» **THE REQUEST**
Some lines in the listing below may include the string "name". How many are there? Give only the number.

» **SOURCE RECORDS**
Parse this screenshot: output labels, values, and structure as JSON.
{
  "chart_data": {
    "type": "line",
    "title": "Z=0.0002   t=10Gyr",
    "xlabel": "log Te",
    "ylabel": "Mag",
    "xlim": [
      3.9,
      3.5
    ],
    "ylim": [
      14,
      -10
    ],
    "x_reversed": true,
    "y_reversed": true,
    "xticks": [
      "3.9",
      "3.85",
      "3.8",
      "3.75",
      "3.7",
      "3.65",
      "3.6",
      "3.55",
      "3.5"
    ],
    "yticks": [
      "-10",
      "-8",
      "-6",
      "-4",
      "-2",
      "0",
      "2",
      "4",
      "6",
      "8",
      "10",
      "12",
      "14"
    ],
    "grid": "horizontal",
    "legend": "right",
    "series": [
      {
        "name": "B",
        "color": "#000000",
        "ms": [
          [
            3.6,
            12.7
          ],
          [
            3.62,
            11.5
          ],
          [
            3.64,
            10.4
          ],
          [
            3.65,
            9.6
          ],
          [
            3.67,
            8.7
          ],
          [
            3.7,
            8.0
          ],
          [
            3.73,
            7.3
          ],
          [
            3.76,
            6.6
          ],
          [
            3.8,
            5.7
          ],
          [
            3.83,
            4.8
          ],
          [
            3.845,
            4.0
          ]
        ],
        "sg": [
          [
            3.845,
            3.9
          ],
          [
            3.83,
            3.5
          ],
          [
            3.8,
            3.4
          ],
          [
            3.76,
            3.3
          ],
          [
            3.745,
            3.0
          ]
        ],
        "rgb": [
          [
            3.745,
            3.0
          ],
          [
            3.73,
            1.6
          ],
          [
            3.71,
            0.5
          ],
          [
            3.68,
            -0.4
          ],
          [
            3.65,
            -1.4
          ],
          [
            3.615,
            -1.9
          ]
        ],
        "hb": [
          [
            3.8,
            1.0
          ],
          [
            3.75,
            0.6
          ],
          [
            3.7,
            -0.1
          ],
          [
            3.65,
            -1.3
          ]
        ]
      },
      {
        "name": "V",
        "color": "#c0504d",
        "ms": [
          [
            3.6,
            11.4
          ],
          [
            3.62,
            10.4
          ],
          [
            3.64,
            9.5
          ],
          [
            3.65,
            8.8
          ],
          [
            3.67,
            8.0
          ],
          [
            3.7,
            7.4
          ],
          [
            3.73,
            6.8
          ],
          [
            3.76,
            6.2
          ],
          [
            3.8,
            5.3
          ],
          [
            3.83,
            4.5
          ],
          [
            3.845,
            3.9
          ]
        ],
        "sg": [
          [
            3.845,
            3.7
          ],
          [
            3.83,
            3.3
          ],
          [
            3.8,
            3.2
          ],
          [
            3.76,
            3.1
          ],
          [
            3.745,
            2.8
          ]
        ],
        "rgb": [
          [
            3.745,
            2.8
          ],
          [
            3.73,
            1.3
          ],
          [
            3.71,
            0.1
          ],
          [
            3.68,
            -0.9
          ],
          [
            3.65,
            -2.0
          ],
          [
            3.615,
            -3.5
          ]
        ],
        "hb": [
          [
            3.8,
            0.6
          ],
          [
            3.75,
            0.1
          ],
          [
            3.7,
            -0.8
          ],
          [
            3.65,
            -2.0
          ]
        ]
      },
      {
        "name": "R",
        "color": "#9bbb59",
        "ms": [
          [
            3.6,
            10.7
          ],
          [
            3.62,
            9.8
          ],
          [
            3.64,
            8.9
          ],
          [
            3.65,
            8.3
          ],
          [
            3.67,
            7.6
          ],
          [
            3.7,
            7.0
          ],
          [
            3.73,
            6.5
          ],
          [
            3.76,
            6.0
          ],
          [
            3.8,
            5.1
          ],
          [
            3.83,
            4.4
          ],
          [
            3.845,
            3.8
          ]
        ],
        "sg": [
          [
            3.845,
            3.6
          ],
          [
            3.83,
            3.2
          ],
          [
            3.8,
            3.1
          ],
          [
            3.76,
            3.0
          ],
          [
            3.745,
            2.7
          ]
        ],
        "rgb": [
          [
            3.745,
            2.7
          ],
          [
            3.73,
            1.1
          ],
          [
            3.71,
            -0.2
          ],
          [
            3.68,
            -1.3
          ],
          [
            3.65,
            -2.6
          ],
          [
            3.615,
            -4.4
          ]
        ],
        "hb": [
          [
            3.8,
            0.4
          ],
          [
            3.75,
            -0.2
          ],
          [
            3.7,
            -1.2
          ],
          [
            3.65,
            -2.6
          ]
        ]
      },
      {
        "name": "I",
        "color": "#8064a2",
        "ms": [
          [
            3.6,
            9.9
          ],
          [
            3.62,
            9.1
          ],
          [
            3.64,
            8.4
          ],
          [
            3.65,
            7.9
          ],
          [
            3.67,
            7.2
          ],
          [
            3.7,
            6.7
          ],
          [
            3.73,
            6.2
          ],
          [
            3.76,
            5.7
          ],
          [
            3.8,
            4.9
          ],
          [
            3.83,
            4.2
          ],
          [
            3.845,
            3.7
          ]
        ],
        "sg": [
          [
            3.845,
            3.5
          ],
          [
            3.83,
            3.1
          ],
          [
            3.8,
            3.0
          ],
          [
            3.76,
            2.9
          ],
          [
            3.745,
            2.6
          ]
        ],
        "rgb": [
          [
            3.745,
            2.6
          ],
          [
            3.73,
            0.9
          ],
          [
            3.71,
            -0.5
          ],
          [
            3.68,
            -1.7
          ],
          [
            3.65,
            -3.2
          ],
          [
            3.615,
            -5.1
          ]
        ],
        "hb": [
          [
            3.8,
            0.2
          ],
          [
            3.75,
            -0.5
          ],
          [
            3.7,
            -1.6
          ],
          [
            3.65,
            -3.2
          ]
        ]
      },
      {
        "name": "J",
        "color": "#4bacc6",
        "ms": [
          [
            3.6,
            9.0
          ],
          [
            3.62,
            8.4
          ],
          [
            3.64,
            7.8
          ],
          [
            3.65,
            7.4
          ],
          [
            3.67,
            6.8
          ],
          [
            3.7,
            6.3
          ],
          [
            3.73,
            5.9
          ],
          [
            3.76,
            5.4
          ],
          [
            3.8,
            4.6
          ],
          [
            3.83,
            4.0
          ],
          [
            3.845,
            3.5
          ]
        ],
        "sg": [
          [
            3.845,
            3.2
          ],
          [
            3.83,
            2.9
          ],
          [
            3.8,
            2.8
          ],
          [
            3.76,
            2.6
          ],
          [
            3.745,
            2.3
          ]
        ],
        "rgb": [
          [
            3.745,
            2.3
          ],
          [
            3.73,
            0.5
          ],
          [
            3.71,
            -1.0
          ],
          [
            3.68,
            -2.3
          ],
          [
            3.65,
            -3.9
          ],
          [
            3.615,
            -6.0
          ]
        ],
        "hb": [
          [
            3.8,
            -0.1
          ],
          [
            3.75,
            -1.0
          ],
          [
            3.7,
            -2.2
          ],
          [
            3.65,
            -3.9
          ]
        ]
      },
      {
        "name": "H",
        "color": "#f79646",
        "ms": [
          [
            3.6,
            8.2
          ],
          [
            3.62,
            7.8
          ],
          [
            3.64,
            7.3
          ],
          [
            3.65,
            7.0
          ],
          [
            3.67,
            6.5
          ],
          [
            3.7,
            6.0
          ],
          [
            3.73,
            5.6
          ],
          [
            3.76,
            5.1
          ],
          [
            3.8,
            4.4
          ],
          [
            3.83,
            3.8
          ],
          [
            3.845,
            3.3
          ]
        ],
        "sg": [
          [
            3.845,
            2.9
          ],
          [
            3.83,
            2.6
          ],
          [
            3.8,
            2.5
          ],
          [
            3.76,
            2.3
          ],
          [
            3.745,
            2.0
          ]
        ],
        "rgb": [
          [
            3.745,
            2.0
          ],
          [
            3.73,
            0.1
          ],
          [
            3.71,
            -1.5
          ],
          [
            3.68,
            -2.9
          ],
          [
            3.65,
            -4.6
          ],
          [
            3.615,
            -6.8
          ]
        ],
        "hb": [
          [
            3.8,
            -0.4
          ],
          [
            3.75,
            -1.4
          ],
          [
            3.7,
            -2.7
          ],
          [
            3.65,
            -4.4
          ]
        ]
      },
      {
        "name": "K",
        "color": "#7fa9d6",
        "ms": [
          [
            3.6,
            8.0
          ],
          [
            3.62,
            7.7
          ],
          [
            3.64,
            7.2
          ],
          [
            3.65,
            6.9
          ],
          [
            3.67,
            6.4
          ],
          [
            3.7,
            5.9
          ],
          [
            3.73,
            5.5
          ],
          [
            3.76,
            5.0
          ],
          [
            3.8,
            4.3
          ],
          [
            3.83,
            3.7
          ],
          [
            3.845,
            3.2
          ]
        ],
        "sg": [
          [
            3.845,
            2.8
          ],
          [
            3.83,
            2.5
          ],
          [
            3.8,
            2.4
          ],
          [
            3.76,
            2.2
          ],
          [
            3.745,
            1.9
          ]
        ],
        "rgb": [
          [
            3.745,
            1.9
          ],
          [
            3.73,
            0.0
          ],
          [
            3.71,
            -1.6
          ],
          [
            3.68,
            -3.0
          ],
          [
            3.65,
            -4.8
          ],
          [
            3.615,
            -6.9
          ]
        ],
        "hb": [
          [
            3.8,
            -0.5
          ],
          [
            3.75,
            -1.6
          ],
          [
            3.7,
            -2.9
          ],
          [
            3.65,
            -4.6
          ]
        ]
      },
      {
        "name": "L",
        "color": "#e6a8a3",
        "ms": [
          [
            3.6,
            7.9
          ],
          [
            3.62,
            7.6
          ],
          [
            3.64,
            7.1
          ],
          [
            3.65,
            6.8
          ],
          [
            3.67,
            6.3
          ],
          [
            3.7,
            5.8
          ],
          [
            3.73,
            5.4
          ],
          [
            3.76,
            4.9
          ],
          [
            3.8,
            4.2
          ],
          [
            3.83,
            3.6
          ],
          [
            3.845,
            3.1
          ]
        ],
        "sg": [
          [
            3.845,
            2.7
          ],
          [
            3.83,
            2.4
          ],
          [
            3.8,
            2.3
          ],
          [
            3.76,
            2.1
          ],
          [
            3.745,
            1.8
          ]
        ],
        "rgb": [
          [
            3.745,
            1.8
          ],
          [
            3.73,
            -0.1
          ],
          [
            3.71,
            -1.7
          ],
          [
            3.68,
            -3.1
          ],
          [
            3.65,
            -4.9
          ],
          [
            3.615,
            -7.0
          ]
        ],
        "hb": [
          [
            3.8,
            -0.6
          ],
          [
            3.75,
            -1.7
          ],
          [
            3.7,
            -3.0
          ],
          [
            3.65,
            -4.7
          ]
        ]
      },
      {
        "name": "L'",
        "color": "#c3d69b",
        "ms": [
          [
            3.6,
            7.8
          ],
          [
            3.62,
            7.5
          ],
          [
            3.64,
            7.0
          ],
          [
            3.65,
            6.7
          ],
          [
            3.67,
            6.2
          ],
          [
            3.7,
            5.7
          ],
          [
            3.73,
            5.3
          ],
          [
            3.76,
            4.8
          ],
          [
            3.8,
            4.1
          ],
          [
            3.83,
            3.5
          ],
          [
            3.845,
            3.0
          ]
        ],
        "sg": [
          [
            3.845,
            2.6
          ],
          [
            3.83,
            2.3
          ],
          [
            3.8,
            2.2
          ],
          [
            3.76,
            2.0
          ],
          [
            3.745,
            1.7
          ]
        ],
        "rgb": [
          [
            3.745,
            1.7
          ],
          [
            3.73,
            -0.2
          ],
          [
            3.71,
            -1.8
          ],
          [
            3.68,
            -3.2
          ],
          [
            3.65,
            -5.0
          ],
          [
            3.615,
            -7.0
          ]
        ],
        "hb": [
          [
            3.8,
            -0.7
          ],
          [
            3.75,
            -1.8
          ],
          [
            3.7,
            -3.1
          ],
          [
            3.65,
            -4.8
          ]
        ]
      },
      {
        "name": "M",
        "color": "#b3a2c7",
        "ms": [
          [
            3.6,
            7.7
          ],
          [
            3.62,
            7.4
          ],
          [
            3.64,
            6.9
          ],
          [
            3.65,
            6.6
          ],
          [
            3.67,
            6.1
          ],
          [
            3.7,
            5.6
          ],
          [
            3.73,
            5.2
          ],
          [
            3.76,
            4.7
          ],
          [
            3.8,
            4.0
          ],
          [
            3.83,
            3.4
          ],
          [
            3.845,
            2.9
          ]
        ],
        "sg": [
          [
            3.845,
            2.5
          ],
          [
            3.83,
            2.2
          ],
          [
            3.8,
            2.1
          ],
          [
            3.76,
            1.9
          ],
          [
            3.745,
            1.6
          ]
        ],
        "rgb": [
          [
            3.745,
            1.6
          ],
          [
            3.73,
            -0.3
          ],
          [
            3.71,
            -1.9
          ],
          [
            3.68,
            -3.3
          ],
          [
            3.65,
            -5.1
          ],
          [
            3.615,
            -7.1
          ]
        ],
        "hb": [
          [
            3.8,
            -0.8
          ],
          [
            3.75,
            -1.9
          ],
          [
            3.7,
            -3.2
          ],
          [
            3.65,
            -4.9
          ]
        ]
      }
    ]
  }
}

» **SOLVED PROBLEM**
10